Where the string "this" occurs in the material below, report the whole line.
** Start of Data listing **
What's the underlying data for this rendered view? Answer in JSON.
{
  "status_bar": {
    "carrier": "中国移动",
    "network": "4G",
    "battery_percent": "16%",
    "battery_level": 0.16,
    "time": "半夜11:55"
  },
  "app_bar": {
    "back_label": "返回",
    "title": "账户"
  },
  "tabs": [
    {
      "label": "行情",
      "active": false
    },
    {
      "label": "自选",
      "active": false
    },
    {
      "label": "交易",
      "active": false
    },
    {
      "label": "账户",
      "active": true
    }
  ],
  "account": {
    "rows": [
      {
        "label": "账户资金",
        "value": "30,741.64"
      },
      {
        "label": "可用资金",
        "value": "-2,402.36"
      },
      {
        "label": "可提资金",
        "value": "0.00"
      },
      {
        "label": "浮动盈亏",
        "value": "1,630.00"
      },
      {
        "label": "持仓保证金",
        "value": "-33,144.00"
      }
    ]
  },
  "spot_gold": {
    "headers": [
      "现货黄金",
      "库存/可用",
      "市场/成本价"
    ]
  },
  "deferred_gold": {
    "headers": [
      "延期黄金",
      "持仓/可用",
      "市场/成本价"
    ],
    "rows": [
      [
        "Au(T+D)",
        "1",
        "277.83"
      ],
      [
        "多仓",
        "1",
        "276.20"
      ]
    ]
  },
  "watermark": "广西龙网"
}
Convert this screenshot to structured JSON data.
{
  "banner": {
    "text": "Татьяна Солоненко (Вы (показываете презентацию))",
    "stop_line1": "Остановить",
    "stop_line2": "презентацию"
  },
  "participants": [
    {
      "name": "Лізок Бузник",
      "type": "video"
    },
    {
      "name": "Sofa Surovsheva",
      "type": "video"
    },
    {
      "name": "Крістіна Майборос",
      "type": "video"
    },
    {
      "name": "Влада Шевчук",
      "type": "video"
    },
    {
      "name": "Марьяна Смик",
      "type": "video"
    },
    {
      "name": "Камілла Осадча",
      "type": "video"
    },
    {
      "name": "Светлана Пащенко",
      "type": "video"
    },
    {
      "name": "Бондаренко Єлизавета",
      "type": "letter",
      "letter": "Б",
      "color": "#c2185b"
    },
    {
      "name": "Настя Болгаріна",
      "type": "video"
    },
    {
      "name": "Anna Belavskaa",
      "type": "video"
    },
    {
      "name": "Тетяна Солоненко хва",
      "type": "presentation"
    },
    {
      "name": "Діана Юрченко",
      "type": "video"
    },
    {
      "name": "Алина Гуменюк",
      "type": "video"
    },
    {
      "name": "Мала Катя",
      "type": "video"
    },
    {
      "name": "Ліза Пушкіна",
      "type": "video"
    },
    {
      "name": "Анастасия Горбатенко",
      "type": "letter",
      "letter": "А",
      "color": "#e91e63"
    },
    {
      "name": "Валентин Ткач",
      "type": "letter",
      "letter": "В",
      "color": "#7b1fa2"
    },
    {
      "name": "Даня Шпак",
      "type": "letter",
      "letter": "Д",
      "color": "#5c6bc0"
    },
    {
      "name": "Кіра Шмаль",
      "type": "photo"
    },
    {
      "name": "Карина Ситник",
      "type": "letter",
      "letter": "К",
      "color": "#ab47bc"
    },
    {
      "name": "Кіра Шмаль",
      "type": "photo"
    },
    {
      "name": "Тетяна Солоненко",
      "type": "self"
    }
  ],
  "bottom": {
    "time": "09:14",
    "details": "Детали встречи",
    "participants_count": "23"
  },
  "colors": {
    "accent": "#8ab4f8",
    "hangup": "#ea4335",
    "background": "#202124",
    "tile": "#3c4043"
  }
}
** End of Data listing **
*Task answer*
What's the underlying data for this rendered view? Answer in JSON.
Convert this screenshot to structured JSON data.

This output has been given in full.